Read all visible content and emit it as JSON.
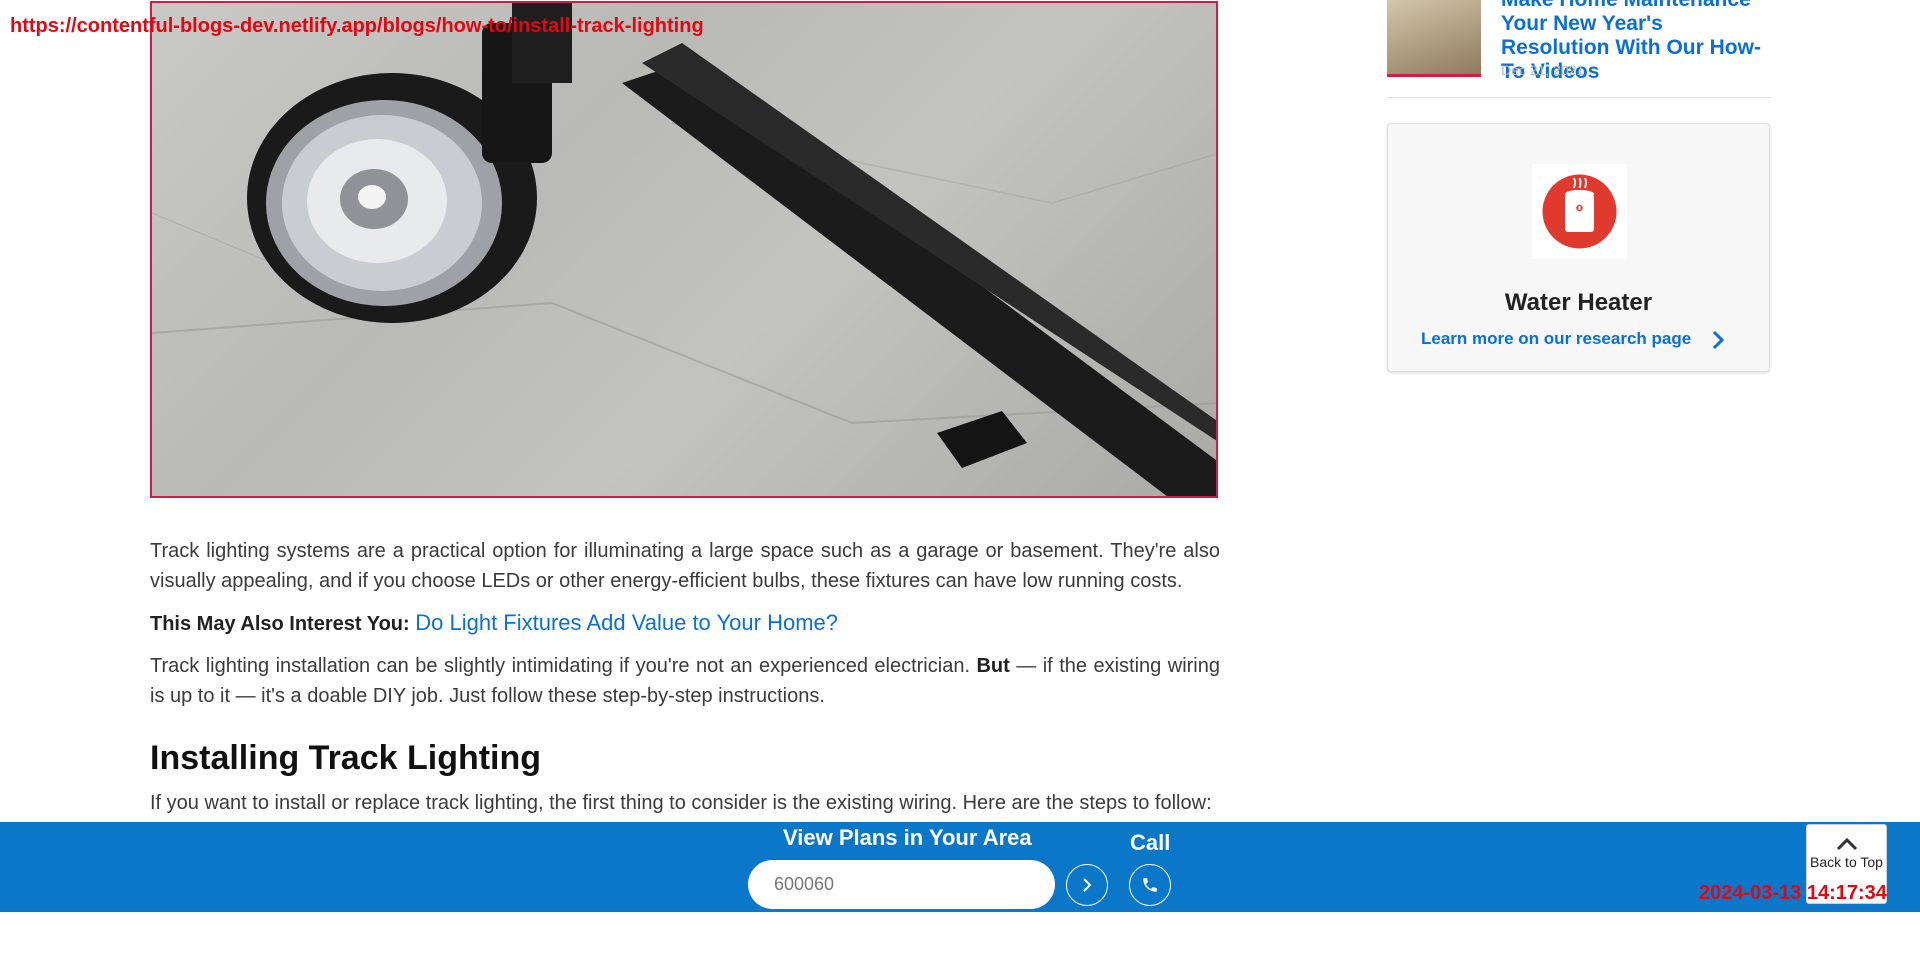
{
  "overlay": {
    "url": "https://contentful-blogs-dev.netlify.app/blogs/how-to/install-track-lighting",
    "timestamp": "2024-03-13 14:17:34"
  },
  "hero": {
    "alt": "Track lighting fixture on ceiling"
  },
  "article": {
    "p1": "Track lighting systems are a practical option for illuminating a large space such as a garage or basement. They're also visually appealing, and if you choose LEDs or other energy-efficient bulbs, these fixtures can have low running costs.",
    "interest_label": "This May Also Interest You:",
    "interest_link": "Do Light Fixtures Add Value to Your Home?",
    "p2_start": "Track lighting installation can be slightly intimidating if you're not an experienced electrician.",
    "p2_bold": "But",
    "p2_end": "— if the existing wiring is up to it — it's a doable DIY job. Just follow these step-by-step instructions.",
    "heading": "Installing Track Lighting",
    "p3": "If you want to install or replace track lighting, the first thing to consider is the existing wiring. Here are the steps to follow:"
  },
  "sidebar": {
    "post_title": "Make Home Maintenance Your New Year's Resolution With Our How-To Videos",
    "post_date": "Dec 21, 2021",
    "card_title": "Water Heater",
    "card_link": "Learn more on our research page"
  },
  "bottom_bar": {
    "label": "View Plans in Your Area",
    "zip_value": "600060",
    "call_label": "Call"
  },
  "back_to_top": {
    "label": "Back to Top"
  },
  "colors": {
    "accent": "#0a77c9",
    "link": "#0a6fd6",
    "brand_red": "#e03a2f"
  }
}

• • • •

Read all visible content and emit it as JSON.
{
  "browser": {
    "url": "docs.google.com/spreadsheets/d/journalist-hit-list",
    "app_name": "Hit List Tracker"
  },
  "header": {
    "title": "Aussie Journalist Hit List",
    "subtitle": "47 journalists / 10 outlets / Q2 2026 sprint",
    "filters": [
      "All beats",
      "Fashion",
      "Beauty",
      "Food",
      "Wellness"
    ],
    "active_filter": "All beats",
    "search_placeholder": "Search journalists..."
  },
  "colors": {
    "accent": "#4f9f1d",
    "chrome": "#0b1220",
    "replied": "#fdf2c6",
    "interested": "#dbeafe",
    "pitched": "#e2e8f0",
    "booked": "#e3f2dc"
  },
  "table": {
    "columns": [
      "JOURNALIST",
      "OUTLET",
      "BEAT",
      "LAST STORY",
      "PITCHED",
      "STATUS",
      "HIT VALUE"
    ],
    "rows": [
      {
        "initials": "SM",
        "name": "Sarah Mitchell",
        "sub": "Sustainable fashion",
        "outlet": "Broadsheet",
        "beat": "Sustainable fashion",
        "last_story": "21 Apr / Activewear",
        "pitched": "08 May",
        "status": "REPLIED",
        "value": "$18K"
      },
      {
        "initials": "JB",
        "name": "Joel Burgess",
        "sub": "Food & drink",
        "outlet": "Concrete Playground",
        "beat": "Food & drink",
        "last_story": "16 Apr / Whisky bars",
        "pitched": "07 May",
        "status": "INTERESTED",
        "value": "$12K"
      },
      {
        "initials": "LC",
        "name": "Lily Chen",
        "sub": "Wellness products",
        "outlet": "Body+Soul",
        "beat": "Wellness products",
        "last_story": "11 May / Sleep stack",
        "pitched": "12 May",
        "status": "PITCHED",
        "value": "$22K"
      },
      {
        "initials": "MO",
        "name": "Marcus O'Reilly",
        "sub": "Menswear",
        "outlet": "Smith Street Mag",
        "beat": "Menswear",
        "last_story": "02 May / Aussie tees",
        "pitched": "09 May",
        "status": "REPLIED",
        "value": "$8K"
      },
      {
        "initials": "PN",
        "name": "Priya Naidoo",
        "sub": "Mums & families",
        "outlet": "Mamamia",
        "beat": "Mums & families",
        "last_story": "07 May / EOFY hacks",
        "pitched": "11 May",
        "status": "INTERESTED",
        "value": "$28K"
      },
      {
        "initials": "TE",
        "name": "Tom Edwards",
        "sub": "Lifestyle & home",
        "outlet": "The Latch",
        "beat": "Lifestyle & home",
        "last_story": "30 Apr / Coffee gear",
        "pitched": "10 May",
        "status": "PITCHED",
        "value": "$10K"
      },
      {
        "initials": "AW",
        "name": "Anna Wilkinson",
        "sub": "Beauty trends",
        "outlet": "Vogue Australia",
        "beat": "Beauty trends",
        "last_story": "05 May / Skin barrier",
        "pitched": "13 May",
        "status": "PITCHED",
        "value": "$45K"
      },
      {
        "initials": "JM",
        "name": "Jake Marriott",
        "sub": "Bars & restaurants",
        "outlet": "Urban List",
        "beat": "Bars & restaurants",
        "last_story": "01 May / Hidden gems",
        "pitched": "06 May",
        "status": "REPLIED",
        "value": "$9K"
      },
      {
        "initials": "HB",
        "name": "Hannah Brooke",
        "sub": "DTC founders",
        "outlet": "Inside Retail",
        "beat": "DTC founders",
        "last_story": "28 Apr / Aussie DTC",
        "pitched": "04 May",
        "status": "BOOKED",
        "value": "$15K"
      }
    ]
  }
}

• • • •

EXERCISE AIM
List all lines holding the string "trends".

SOLUTION FOR THIS EXERCISE
        "sub": "Beauty trends",
        "beat": "Beauty trends",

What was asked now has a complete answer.